[Exercise task]: Count every line that includes the string "supportive" in the entries that follow. Nothing besides the number is needed.

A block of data
--- Start ---

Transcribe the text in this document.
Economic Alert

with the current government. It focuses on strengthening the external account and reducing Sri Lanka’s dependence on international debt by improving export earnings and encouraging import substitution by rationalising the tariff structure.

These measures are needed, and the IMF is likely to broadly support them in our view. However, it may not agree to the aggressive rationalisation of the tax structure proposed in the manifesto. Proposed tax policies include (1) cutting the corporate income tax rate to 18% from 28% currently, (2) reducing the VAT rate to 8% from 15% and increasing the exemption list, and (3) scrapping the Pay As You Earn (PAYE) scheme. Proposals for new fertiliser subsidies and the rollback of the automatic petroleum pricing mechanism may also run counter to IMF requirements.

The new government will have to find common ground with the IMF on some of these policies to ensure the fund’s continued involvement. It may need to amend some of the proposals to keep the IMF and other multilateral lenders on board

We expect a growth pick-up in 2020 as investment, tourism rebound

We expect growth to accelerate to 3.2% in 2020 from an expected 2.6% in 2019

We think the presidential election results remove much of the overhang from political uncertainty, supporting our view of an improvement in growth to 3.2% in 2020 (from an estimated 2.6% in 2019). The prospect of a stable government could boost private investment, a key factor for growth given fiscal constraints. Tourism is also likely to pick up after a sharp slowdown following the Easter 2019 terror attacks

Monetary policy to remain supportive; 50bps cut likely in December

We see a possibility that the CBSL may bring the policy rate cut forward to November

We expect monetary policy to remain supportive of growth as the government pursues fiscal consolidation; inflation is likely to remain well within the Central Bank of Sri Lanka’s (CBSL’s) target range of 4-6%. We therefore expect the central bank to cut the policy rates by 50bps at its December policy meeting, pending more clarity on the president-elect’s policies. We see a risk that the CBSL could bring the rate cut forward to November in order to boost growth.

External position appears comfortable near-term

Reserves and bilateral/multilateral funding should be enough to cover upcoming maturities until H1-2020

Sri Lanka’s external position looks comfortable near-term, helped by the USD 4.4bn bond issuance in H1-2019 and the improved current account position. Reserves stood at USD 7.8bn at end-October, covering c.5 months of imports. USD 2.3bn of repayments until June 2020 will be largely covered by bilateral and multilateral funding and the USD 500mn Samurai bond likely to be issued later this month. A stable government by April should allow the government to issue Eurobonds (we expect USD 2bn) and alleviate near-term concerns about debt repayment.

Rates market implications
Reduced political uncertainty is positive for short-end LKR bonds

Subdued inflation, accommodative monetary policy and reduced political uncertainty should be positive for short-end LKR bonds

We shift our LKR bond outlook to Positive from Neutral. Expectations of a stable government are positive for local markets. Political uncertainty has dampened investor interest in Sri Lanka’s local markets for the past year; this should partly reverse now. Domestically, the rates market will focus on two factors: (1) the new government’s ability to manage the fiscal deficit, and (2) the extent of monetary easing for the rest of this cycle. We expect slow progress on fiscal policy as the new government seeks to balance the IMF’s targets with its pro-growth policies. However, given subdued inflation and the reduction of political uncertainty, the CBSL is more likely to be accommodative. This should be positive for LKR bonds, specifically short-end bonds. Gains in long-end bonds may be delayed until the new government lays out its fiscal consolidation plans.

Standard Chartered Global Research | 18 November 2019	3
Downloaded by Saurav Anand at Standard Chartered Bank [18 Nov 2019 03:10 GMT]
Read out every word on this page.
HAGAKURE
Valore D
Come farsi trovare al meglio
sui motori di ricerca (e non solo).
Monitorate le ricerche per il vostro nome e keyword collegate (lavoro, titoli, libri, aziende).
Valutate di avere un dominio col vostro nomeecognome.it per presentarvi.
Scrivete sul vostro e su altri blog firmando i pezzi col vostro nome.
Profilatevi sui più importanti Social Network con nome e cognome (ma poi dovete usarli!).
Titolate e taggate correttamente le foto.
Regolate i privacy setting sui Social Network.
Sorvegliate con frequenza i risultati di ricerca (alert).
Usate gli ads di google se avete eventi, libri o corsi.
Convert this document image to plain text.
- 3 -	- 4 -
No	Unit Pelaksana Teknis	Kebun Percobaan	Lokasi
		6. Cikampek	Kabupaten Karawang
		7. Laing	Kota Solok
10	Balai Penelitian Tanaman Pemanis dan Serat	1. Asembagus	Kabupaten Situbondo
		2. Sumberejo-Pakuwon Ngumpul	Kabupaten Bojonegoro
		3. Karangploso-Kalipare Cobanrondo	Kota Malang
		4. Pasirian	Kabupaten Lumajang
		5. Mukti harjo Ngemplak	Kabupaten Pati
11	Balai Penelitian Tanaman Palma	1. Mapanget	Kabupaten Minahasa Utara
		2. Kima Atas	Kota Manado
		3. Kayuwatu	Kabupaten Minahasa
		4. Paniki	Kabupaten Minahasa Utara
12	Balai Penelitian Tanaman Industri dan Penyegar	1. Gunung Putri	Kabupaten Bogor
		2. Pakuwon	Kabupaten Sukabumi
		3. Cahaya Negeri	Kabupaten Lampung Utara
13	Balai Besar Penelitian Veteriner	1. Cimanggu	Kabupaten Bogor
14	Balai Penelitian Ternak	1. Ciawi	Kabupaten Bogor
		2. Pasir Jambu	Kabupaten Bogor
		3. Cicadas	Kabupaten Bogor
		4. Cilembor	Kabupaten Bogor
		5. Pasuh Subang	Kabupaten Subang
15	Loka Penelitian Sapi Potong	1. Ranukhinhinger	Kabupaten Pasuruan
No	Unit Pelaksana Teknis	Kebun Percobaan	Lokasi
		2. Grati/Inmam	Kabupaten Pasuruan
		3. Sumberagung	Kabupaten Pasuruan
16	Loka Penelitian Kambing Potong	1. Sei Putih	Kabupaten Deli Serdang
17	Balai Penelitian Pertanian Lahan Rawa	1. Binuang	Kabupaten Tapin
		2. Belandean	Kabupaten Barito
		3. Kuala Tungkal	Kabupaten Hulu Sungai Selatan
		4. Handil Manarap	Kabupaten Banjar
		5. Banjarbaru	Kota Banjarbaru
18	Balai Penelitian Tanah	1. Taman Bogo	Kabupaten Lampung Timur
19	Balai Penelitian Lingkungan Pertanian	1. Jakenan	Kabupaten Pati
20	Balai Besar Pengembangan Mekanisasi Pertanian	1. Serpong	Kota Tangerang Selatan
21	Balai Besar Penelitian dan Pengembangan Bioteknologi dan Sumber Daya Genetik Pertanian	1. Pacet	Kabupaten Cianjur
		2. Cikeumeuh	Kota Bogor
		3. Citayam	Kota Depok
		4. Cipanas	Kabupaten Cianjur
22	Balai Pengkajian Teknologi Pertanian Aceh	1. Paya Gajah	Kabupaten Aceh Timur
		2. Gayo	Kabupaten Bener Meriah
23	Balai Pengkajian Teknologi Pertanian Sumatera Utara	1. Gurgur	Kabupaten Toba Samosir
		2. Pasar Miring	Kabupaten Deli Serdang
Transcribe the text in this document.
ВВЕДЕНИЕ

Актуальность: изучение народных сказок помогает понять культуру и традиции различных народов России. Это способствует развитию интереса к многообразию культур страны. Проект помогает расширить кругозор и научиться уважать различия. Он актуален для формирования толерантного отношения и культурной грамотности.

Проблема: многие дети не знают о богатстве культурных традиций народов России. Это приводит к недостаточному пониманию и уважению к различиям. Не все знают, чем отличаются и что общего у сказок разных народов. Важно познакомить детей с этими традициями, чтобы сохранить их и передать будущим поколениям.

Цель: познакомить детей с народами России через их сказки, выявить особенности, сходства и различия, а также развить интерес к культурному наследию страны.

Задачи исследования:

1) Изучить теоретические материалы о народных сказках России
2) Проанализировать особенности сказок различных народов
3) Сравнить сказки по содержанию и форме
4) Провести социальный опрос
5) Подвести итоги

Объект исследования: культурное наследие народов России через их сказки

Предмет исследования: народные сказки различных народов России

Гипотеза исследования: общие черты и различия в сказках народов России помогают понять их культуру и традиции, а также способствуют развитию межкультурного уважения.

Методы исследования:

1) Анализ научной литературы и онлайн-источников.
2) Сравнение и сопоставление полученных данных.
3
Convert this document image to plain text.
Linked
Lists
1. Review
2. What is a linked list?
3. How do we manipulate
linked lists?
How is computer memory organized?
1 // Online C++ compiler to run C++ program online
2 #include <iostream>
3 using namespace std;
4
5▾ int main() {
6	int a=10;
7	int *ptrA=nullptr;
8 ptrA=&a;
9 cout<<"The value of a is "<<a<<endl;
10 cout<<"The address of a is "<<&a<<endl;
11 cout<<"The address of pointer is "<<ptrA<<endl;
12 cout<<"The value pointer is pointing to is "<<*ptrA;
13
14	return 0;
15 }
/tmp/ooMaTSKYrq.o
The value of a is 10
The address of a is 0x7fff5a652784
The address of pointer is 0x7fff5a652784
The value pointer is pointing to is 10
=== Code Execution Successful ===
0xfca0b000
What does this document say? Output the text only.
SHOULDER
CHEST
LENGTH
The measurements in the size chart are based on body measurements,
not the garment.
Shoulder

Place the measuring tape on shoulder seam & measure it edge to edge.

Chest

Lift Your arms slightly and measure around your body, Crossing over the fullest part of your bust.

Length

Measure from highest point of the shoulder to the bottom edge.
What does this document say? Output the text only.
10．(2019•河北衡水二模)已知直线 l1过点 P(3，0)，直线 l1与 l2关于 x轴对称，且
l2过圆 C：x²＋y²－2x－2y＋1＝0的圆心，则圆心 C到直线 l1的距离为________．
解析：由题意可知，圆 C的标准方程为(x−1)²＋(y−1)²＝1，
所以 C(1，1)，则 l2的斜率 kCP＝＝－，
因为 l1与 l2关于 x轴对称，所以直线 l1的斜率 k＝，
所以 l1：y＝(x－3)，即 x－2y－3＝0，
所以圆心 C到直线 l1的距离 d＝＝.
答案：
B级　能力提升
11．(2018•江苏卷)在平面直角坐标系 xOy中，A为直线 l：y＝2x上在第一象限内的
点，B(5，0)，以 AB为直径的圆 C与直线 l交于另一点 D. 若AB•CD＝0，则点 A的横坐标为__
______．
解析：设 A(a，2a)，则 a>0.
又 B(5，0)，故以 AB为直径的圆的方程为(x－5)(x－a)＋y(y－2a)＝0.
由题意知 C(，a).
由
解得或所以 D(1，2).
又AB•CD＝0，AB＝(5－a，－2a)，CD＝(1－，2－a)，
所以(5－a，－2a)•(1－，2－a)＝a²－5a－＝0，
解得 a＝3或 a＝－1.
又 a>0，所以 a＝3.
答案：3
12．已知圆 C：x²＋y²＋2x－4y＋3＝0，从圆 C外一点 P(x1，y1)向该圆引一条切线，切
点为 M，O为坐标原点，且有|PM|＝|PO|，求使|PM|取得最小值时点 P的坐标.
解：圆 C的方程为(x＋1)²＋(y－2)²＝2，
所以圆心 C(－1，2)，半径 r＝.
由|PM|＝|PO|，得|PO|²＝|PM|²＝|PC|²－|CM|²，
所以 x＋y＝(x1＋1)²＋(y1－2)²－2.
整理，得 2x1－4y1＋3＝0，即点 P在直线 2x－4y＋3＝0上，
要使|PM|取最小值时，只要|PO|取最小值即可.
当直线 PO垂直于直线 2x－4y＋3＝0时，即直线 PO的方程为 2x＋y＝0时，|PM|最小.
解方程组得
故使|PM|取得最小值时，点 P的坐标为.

--- End ---

[Task output]: 2